[What you need to do] Write out every entry exactly as it appears.

[Exercise inputs]
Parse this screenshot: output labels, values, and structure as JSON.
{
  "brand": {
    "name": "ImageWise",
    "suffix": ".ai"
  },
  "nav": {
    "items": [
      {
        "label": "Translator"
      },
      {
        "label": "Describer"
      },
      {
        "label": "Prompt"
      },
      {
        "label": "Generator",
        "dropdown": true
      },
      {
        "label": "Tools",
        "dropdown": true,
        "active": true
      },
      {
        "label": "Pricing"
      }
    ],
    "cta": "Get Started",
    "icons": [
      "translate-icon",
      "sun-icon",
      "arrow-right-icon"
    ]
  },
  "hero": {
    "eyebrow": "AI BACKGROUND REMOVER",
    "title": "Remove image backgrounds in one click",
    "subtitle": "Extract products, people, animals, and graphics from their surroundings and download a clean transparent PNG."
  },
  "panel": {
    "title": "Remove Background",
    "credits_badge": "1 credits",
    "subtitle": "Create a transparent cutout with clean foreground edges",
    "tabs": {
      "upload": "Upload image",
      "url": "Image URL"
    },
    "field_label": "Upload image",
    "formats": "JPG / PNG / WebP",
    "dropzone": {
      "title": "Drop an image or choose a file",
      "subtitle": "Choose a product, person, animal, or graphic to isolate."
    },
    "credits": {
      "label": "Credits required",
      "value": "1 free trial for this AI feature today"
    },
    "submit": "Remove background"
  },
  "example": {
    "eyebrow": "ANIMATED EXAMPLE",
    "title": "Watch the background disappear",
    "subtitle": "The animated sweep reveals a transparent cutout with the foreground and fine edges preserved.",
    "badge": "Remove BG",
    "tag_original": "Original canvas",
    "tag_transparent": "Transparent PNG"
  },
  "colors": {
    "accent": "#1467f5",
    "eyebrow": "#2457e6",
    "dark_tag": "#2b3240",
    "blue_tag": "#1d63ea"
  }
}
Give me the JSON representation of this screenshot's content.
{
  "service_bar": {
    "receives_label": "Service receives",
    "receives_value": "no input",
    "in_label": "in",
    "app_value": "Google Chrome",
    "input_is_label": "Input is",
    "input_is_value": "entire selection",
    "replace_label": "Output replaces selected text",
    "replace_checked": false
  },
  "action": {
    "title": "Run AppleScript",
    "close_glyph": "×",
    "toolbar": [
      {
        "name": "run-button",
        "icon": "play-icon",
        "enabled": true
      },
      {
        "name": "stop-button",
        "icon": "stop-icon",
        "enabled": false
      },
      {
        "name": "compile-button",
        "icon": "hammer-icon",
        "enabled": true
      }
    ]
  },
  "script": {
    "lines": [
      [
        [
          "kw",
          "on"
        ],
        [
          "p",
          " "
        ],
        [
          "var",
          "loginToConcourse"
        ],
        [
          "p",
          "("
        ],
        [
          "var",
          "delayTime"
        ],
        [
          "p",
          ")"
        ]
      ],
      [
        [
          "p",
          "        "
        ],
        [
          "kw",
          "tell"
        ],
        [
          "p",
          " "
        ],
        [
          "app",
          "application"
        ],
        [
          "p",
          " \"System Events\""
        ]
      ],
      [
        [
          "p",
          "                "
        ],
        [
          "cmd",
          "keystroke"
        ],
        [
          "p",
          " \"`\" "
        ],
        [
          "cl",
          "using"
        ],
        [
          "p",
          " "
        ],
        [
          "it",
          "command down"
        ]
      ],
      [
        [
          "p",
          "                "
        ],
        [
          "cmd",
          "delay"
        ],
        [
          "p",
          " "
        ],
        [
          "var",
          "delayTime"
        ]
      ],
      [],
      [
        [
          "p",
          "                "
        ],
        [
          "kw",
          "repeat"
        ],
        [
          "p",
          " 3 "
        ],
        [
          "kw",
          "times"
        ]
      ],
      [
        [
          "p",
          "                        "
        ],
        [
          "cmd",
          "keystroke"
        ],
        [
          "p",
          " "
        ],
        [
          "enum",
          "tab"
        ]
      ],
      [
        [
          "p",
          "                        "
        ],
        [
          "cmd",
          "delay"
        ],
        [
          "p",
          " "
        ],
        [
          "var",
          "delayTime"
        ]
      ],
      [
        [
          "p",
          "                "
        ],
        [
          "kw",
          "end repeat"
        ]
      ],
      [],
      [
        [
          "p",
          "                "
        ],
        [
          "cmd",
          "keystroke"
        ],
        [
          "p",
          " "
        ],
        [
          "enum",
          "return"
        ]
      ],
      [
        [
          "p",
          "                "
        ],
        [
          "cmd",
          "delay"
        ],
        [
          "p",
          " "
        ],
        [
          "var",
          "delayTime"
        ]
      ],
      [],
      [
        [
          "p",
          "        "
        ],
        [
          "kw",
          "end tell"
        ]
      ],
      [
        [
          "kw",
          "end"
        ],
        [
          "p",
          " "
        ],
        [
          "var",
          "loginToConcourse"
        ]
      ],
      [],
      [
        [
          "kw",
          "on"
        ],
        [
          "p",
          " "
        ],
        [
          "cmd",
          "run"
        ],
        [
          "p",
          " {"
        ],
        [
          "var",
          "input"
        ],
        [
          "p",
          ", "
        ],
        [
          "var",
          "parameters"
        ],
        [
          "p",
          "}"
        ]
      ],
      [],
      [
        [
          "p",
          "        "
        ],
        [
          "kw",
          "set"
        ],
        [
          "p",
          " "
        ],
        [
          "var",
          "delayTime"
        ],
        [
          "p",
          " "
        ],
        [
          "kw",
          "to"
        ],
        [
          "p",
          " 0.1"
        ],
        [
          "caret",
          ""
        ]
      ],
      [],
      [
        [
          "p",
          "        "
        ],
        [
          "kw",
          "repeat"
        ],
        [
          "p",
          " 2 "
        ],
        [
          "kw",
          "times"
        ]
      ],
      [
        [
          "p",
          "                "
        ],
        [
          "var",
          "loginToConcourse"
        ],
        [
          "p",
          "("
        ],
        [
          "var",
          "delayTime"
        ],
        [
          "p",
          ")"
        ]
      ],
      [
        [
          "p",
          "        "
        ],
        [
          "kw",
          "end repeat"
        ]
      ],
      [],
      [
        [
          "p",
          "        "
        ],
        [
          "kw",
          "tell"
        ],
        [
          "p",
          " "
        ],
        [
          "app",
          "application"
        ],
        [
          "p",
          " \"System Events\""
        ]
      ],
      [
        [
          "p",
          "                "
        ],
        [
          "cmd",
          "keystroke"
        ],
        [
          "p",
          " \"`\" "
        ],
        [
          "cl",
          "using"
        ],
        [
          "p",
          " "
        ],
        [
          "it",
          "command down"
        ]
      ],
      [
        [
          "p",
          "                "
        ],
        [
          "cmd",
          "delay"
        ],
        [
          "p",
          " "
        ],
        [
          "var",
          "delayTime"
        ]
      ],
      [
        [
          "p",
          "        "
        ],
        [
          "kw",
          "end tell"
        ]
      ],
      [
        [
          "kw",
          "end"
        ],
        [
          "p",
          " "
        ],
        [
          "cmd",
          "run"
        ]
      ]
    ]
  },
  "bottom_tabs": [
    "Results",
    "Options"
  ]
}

[Written solution]
Parse this screenshot: output labels, values, and structure as JSON.
{
  "brand": {
    "name": "ImageWise",
    "suffix": ".ai"
  },
  "nav": {
    "items": [
      {
        "label": "Translator"
      },
      {
        "label": "Describer"
      },
      {
        "label": "Prompt"
      },
      {
        "label": "Generator",
        "dropdown": true
      },
      {
        "label": "Tools",
        "dropdown": true,
        "active": true
      },
      {
        "label": "Pricing"
      }
    ],
    "cta": "Get Started",
    "icons": [
      "translate-icon",
      "sun-icon",
      "arrow-right-icon"
    ]
  },
  "hero": {
    "eyebrow": "AI BACKGROUND REMOVER",
    "title": "Remove image backgrounds in one click",
    "subtitle": "Extract products, people, animals, and graphics from their surroundings and download a clean transparent PNG."
  },
  "panel": {
    "title": "Remove Background",
    "credits_badge": "1 credits",
    "subtitle": "Create a transparent cutout with clean foreground edges",
    "tabs": {
      "upload": "Upload image",
      "url": "Image URL"
    },
    "field_label": "Upload image",
    "formats": "JPG / PNG / WebP",
    "dropzone": {
      "title": "Drop an image or choose a file",
      "subtitle": "Choose a product, person, animal, or graphic to isolate."
    },
    "credits": {
      "label": "Credits required",
      "value": "1 free trial for this AI feature today"
    },
    "submit": "Remove background"
  },
  "example": {
    "eyebrow": "ANIMATED EXAMPLE",
    "title": "Watch the background disappear",
    "subtitle": "The animated sweep reveals a transparent cutout with the foreground and fine edges preserved.",
    "badge": "Remove BG",
    "tag_original": "Original canvas",
    "tag_transparent": "Transparent PNG"
  },
  "colors": {
    "accent": "#1467f5",
    "eyebrow": "#2457e6",
    "dark_tag": "#2b3240",
    "blue_tag": "#1d63ea"
  }
}
Give me the JSON representation of this screenshot's content.
{
  "service_bar": {
    "receives_label": "Service receives",
    "receives_value": "no input",
    "in_label": "in",
    "app_value": "Google Chrome",
    "input_is_label": "Input is",
    "input_is_value": "entire selection",
    "replace_label": "Output replaces selected text",
    "replace_checked": false
  },
  "action": {
    "title": "Run AppleScript",
    "close_glyph": "×",
    "toolbar": [
      {
        "name": "run-button",
        "icon": "play-icon",
        "enabled": true
      },
      {
        "name": "stop-button",
        "icon": "stop-icon",
        "enabled": false
      },
      {
        "name": "compile-button",
        "icon": "hammer-icon",
        "enabled": true
      }
    ]
  },
  "script": {
    "lines": [
      [
        [
          "kw",
          "on"
        ],
        [
          "p",
          " "
        ],
        [
          "var",
          "loginToConcourse"
        ],
        [
          "p",
          "("
        ],
        [
          "var",
          "delayTime"
        ],
        [
          "p",
          ")"
        ]
      ],
      [
        [
          "p",
          "        "
        ],
        [
          "kw",
          "tell"
        ],
        [
          "p",
          " "
        ],
        [
          "app",
          "application"
        ],
        [
          "p",
          " \"System Events\""
        ]
      ],
      [
        [
          "p",
          "                "
        ],
        [
          "cmd",
          "keystroke"
        ],
        [
          "p",
          " \"`\" "
        ],
        [
          "cl",
          "using"
        ],
        [
          "p",
          " "
        ],
        [
          "it",
          "command down"
        ]
      ],
      [
        [
          "p",
          "                "
        ],
        [
          "cmd",
          "delay"
        ],
        [
          "p",
          " "
        ],
        [
          "var",
          "delayTime"
        ]
      ],
      [],
      [
        [
          "p",
          "                "
        ],
        [
          "kw",
          "repeat"
        ],
        [
          "p",
          " 3 "
        ],
        [
          "kw",
          "times"
        ]
      ],
      [
        [
          "p",
          "                        "
        ],
        [
          "cmd",
          "keystroke"
        ],
        [
          "p",
          " "
        ],
        [
          "enum",
          "tab"
        ]
      ],
      [
        [
          "p",
          "                        "
        ],
        [
          "cmd",
          "delay"
        ],
        [
          "p",
          " "
        ],
        [
          "var",
          "delayTime"
        ]
      ],
      [
        [
          "p",
          "                "
        ],
        [
          "kw",
          "end repeat"
        ]
      ],
      [],
      [
        [
          "p",
          "                "
        ],
        [
          "cmd",
          "keystroke"
        ],
        [
          "p",
          " "
        ],
        [
          "enum",
          "return"
        ]
      ],
      [
        [
          "p",
          "                "
        ],
        [
          "cmd",
          "delay"
        ],
        [
          "p",
          " "
        ],
        [
          "var",
          "delayTime"
        ]
      ],
      [],
      [
        [
          "p",
          "        "
        ],
        [
          "kw",
          "end tell"
        ]
      ],
      [
        [
          "kw",
          "end"
        ],
        [
          "p",
          " "
        ],
        [
          "var",
          "loginToConcourse"
        ]
      ],
      [],
      [
        [
          "kw",
          "on"
        ],
        [
          "p",
          " "
        ],
        [
          "cmd",
          "run"
        ],
        [
          "p",
          " {"
        ],
        [
          "var",
          "input"
        ],
        [
          "p",
          ", "
        ],
        [
          "var",
          "parameters"
        ],
        [
          "p",
          "}"
        ]
      ],
      [],
      [
        [
          "p",
          "        "
        ],
        [
          "kw",
          "set"
        ],
        [
          "p",
          " "
        ],
        [
          "var",
          "delayTime"
        ],
        [
          "p",
          " "
        ],
        [
          "kw",
          "to"
        ],
        [
          "p",
          " 0.1"
        ],
        [
          "caret",
          ""
        ]
      ],
      [],
      [
        [
          "p",
          "        "
        ],
        [
          "kw",
          "repeat"
        ],
        [
          "p",
          " 2 "
        ],
        [
          "kw",
          "times"
        ]
      ],
      [
        [
          "p",
          "                "
        ],
        [
          "var",
          "loginToConcourse"
        ],
        [
          "p",
          "("
        ],
        [
          "var",
          "delayTime"
        ],
        [
          "p",
          ")"
        ]
      ],
      [
        [
          "p",
          "        "
        ],
        [
          "kw",
          "end repeat"
        ]
      ],
      [],
      [
        [
          "p",
          "        "
        ],
        [
          "kw",
          "tell"
        ],
        [
          "p",
          " "
        ],
        [
          "app",
          "application"
        ],
        [
          "p",
          " \"System Events\""
        ]
      ],
      [
        [
          "p",
          "                "
        ],
        [
          "cmd",
          "keystroke"
        ],
        [
          "p",
          " \"`\" "
        ],
        [
          "cl",
          "using"
        ],
        [
          "p",
          " "
        ],
        [
          "it",
          "command down"
        ]
      ],
      [
        [
          "p",
          "                "
        ],
        [
          "cmd",
          "delay"
        ],
        [
          "p",
          " "
        ],
        [
          "var",
          "delayTime"
        ]
      ],
      [
        [
          "p",
          "        "
        ],
        [
          "kw",
          "end tell"
        ]
      ],
      [
        [
          "kw",
          "end"
        ],
        [
          "p",
          " "
        ],
        [
          "cmd",
          "run"
        ]
      ]
    ]
  },
  "bottom_tabs": [
    "Results",
    "Options"
  ]
}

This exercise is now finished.